═══ Input rows

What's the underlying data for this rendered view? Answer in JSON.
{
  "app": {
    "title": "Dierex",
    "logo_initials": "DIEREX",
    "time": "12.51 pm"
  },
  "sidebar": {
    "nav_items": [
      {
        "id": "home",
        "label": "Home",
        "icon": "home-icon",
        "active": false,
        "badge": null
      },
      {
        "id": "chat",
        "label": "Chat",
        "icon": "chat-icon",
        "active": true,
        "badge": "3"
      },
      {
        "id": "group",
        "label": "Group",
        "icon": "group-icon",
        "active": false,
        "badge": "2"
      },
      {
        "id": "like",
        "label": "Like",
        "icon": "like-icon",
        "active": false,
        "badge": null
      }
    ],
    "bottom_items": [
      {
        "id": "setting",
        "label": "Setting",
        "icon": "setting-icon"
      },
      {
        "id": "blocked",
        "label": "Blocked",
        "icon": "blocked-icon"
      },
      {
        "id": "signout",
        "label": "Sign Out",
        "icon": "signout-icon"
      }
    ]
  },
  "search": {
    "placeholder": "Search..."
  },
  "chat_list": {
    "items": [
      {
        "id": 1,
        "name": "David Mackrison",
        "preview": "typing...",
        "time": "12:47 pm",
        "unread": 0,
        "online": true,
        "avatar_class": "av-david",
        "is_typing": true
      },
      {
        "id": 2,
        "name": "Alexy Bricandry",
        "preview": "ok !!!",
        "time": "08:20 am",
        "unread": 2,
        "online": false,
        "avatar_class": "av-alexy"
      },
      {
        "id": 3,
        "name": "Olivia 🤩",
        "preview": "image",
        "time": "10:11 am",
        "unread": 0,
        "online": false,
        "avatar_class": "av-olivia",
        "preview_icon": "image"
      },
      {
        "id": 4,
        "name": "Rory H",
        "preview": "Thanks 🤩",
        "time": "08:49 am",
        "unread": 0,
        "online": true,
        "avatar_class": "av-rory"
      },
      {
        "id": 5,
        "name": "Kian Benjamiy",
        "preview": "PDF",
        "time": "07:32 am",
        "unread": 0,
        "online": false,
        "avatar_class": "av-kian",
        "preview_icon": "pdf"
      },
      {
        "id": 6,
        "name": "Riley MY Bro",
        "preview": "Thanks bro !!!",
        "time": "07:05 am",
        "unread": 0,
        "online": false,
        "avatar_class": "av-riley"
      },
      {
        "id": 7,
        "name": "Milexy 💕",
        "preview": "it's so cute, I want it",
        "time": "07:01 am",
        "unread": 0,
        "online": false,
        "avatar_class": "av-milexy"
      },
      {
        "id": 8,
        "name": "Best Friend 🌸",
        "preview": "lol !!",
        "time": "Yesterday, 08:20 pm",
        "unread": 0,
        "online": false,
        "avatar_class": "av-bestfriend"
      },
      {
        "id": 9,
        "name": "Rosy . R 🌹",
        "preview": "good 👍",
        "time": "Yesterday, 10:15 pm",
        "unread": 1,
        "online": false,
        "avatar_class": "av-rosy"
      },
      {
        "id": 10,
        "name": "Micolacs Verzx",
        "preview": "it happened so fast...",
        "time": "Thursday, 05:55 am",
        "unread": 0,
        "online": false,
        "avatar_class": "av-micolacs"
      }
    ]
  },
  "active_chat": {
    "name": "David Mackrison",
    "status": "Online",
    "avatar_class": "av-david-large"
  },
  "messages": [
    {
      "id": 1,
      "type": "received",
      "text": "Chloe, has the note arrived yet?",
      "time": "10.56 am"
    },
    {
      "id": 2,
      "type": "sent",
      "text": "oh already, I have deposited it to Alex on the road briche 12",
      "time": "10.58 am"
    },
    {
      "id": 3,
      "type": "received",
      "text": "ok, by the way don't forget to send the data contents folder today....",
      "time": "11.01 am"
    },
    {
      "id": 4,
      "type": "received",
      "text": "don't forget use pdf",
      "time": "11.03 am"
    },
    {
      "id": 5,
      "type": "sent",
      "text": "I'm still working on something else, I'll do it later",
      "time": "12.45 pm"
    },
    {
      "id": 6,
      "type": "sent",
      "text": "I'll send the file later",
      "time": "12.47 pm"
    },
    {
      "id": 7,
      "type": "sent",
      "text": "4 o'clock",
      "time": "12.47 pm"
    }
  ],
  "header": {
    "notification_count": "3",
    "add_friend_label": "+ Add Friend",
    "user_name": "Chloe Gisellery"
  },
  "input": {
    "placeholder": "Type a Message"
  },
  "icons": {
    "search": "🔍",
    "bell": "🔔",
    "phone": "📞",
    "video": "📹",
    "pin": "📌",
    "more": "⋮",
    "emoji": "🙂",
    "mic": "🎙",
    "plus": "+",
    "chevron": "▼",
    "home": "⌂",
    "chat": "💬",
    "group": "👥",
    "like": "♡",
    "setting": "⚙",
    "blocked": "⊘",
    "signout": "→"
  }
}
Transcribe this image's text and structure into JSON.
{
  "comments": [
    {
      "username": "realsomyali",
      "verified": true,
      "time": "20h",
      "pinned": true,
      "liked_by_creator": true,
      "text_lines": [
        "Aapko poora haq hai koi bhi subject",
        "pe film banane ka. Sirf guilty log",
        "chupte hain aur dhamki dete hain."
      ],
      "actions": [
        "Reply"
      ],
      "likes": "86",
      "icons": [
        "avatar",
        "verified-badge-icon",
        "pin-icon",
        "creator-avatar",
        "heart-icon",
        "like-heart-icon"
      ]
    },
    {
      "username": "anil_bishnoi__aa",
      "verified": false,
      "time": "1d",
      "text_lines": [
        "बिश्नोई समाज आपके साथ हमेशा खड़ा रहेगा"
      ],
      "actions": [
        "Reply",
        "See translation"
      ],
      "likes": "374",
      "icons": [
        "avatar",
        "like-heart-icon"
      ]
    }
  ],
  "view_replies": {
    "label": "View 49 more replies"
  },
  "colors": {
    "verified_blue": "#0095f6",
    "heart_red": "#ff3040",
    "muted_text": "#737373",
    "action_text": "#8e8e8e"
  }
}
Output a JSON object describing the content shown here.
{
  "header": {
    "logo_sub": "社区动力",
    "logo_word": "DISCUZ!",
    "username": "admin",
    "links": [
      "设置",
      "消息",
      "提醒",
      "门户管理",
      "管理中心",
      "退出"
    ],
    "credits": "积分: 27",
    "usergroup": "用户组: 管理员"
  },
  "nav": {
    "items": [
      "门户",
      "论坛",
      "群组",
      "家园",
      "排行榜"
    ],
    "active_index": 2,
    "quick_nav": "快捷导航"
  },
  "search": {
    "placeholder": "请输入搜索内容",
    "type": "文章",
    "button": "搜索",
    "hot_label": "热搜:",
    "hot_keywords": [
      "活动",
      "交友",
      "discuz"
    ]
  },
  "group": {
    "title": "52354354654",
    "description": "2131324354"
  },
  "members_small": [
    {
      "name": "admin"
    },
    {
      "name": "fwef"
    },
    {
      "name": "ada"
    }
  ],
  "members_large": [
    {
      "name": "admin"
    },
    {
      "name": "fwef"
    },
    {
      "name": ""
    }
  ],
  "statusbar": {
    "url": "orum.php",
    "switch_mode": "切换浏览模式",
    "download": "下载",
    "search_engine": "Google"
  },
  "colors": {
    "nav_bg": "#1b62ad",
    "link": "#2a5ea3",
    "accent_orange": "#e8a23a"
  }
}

══════

Exercise objective =
Print the complete listing again, exactly as it stands.

Full output =
What's the underlying data for this rendered view? Answer in JSON.
{
  "app": {
    "title": "Dierex",
    "logo_initials": "DIEREX",
    "time": "12.51 pm"
  },
  "sidebar": {
    "nav_items": [
      {
        "id": "home",
        "label": "Home",
        "icon": "home-icon",
        "active": false,
        "badge": null
      },
      {
        "id": "chat",
        "label": "Chat",
        "icon": "chat-icon",
        "active": true,
        "badge": "3"
      },
      {
        "id": "group",
        "label": "Group",
        "icon": "group-icon",
        "active": false,
        "badge": "2"
      },
      {
        "id": "like",
        "label": "Like",
        "icon": "like-icon",
        "active": false,
        "badge": null
      }
    ],
    "bottom_items": [
      {
        "id": "setting",
        "label": "Setting",
        "icon": "setting-icon"
      },
      {
        "id": "blocked",
        "label": "Blocked",
        "icon": "blocked-icon"
      },
      {
        "id": "signout",
        "label": "Sign Out",
        "icon": "signout-icon"
      }
    ]
  },
  "search": {
    "placeholder": "Search..."
  },
  "chat_list": {
    "items": [
      {
        "id": 1,
        "name": "David Mackrison",
        "preview": "typing...",
        "time": "12:47 pm",
        "unread": 0,
        "online": true,
        "avatar_class": "av-david",
        "is_typing": true
      },
      {
        "id": 2,
        "name": "Alexy Bricandry",
        "preview": "ok !!!",
        "time": "08:20 am",
        "unread": 2,
        "online": false,
        "avatar_class": "av-alexy"
      },
      {
        "id": 3,
        "name": "Olivia 🤩",
        "preview": "image",
        "time": "10:11 am",
        "unread": 0,
        "online": false,
        "avatar_class": "av-olivia",
        "preview_icon": "image"
      },
      {
        "id": 4,
        "name": "Rory H",
        "preview": "Thanks 🤩",
        "time": "08:49 am",
        "unread": 0,
        "online": true,
        "avatar_class": "av-rory"
      },
      {
        "id": 5,
        "name": "Kian Benjamiy",
        "preview": "PDF",
        "time": "07:32 am",
        "unread": 0,
        "online": false,
        "avatar_class": "av-kian",
        "preview_icon": "pdf"
      },
      {
        "id": 6,
        "name": "Riley MY Bro",
        "preview": "Thanks bro !!!",
        "time": "07:05 am",
        "unread": 0,
        "online": false,
        "avatar_class": "av-riley"
      },
      {
        "id": 7,
        "name": "Milexy 💕",
        "preview": "it's so cute, I want it",
        "time": "07:01 am",
        "unread": 0,
        "online": false,
        "avatar_class": "av-milexy"
      },
      {
        "id": 8,
        "name": "Best Friend 🌸",
        "preview": "lol !!",
        "time": "Yesterday, 08:20 pm",
        "unread": 0,
        "online": false,
        "avatar_class": "av-bestfriend"
      },
      {
        "id": 9,
        "name": "Rosy . R 🌹",
        "preview": "good 👍",
        "time": "Yesterday, 10:15 pm",
        "unread": 1,
        "online": false,
        "avatar_class": "av-rosy"
      },
      {
        "id": 10,
        "name": "Micolacs Verzx",
        "preview": "it happened so fast...",
        "time": "Thursday, 05:55 am",
        "unread": 0,
        "online": false,
        "avatar_class": "av-micolacs"
      }
    ]
  },
  "active_chat": {
    "name": "David Mackrison",
    "status": "Online",
    "avatar_class": "av-david-large"
  },
  "messages": [
    {
      "id": 1,
      "type": "received",
      "text": "Chloe, has the note arrived yet?",
      "time": "10.56 am"
    },
    {
      "id": 2,
      "type": "sent",
      "text": "oh already, I have deposited it to Alex on the road briche 12",
      "time": "10.58 am"
    },
    {
      "id": 3,
      "type": "received",
      "text": "ok, by the way don't forget to send the data contents folder today....",
      "time": "11.01 am"
    },
    {
      "id": 4,
      "type": "received",
      "text": "don't forget use pdf",
      "time": "11.03 am"
    },
    {
      "id": 5,
      "type": "sent",
      "text": "I'm still working on something else, I'll do it later",
      "time": "12.45 pm"
    },
    {
      "id": 6,
      "type": "sent",
      "text": "I'll send the file later",
      "time": "12.47 pm"
    },
    {
      "id": 7,
      "type": "sent",
      "text": "4 o'clock",
      "time": "12.47 pm"
    }
  ],
  "header": {
    "notification_count": "3",
    "add_friend_label": "+ Add Friend",
    "user_name": "Chloe Gisellery"
  },
  "input": {
    "placeholder": "Type a Message"
  },
  "icons": {
    "search": "🔍",
    "bell": "🔔",
    "phone": "📞",
    "video": "📹",
    "pin": "📌",
    "more": "⋮",
    "emoji": "🙂",
    "mic": "🎙",
    "plus": "+",
    "chevron": "▼",
    "home": "⌂",
    "chat": "💬",
    "group": "👥",
    "like": "♡",
    "setting": "⚙",
    "blocked": "⊘",
    "signout": "→"
  }
}
Transcribe this image's text and structure into JSON.
{
  "comments": [
    {
      "username": "realsomyali",
      "verified": true,
      "time": "20h",
      "pinned": true,
      "liked_by_creator": true,
      "text_lines": [
        "Aapko poora haq hai koi bhi subject",
        "pe film banane ka. Sirf guilty log",
        "chupte hain aur dhamki dete hain."
      ],
      "actions": [
        "Reply"
      ],
      "likes": "86",
      "icons": [
        "avatar",
        "verified-badge-icon",
        "pin-icon",
        "creator-avatar",
        "heart-icon",
        "like-heart-icon"
      ]
    },
    {
      "username": "anil_bishnoi__aa",
      "verified": false,
      "time": "1d",
      "text_lines": [
        "बिश्नोई समाज आपके साथ हमेशा खड़ा रहेगा"
      ],
      "actions": [
        "Reply",
        "See translation"
      ],
      "likes": "374",
      "icons": [
        "avatar",
        "like-heart-icon"
      ]
    }
  ],
  "view_replies": {
    "label": "View 49 more replies"
  },
  "colors": {
    "verified_blue": "#0095f6",
    "heart_red": "#ff3040",
    "muted_text": "#737373",
    "action_text": "#8e8e8e"
  }
}
Output a JSON object describing the content shown here.
{
  "header": {
    "logo_sub": "社区动力",
    "logo_word": "DISCUZ!",
    "username": "admin",
    "links": [
      "设置",
      "消息",
      "提醒",
      "门户管理",
      "管理中心",
      "退出"
    ],
    "credits": "积分: 27",
    "usergroup": "用户组: 管理员"
  },
  "nav": {
    "items": [
      "门户",
      "论坛",
      "群组",
      "家园",
      "排行榜"
    ],
    "active_index": 2,
    "quick_nav": "快捷导航"
  },
  "search": {
    "placeholder": "请输入搜索内容",
    "type": "文章",
    "button": "搜索",
    "hot_label": "热搜:",
    "hot_keywords": [
      "活动",
      "交友",
      "discuz"
    ]
  },
  "group": {
    "title": "52354354654",
    "description": "2131324354"
  },
  "members_small": [
    {
      "name": "admin"
    },
    {
      "name": "fwef"
    },
    {
      "name": "ada"
    }
  ],
  "members_large": [
    {
      "name": "admin"
    },
    {
      "name": "fwef"
    },
    {
      "name": ""
    }
  ],
  "statusbar": {
    "url": "orum.php",
    "switch_mode": "切换浏览模式",
    "download": "下载",
    "search_engine": "Google"
  },
  "colors": {
    "nav_bg": "#1b62ad",
    "link": "#2a5ea3",
    "accent_orange": "#e8a23a"
  }
}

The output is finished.